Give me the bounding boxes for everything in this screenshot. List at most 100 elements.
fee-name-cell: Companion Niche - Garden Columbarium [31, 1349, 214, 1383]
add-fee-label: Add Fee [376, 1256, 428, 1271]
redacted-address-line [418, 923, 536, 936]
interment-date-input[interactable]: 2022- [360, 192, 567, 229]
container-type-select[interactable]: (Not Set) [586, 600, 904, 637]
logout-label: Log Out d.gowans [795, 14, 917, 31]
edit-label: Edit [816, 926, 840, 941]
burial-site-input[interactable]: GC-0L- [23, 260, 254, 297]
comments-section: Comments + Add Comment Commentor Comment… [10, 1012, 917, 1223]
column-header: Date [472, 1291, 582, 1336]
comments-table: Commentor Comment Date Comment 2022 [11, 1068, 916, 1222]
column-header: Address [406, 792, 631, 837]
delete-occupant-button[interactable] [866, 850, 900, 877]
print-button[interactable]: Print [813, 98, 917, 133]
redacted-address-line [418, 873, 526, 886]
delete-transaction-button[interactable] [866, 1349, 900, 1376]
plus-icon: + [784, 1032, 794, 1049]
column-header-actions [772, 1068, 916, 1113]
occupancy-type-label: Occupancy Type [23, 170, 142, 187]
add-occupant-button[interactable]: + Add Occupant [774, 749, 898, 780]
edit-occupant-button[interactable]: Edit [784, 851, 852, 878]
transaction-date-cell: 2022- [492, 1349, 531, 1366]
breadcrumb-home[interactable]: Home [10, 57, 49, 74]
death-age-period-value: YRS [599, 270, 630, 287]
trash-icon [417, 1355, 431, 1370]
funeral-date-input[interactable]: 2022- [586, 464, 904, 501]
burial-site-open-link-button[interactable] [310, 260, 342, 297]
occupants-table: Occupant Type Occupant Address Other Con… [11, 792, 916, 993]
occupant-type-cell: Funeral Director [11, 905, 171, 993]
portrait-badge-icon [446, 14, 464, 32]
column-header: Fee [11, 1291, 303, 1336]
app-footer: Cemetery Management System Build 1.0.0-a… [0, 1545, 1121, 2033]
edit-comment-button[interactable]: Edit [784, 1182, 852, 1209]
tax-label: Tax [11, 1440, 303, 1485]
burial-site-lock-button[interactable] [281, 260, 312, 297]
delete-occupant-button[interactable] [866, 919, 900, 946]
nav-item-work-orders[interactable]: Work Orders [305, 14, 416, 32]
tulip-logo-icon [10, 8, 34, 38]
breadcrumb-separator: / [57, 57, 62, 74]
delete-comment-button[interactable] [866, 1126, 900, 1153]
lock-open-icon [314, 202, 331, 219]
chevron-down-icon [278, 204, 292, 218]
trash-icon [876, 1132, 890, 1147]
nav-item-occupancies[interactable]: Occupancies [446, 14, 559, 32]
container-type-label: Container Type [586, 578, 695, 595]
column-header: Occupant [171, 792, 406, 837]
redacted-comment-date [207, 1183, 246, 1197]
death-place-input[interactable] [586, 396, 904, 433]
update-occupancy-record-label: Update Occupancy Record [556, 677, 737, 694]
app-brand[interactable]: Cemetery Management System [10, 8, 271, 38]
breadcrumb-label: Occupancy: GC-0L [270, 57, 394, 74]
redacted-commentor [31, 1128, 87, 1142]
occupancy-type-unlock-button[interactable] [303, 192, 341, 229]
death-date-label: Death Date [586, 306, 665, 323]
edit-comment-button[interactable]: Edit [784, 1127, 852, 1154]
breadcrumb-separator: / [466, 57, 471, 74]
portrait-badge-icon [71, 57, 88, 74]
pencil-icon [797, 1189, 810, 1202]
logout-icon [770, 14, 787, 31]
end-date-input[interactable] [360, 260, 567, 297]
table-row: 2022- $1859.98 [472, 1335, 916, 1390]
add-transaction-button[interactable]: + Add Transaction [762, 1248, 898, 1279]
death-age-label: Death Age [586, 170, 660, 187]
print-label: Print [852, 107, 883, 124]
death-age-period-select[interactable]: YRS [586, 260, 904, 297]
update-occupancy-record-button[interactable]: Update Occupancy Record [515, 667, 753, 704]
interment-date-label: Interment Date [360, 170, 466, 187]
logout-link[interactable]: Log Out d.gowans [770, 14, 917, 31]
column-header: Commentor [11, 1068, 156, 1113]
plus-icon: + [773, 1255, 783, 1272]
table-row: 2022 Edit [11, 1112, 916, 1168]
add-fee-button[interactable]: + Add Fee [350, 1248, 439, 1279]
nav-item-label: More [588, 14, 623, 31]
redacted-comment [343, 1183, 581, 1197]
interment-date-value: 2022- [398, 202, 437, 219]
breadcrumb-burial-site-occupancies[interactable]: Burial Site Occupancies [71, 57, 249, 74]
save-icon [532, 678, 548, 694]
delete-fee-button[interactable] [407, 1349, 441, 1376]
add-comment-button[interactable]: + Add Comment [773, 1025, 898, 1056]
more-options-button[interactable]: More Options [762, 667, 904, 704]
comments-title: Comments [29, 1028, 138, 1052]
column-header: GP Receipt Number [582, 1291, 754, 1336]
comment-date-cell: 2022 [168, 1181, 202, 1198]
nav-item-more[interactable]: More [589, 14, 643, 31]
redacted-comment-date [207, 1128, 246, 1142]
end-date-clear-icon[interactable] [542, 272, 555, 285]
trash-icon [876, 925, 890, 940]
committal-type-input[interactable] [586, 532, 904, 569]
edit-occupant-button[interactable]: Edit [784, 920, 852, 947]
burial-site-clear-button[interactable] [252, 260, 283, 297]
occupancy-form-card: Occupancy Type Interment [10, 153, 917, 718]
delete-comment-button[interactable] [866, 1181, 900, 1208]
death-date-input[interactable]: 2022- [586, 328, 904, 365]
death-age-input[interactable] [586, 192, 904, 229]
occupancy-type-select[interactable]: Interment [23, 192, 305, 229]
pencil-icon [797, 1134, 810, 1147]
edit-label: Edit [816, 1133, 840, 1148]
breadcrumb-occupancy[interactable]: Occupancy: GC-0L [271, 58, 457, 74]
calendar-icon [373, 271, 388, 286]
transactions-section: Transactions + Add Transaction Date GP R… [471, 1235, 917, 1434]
= = = =
WHAT YOU WILL DO: Collect every line of the records above that contains the string "trash". Case counts.

OUTPUT FOR THIS EXERCISE:
trash-icon [417, 1355, 431, 1370]
trash-icon [876, 1132, 890, 1147]
trash-icon [876, 925, 890, 940]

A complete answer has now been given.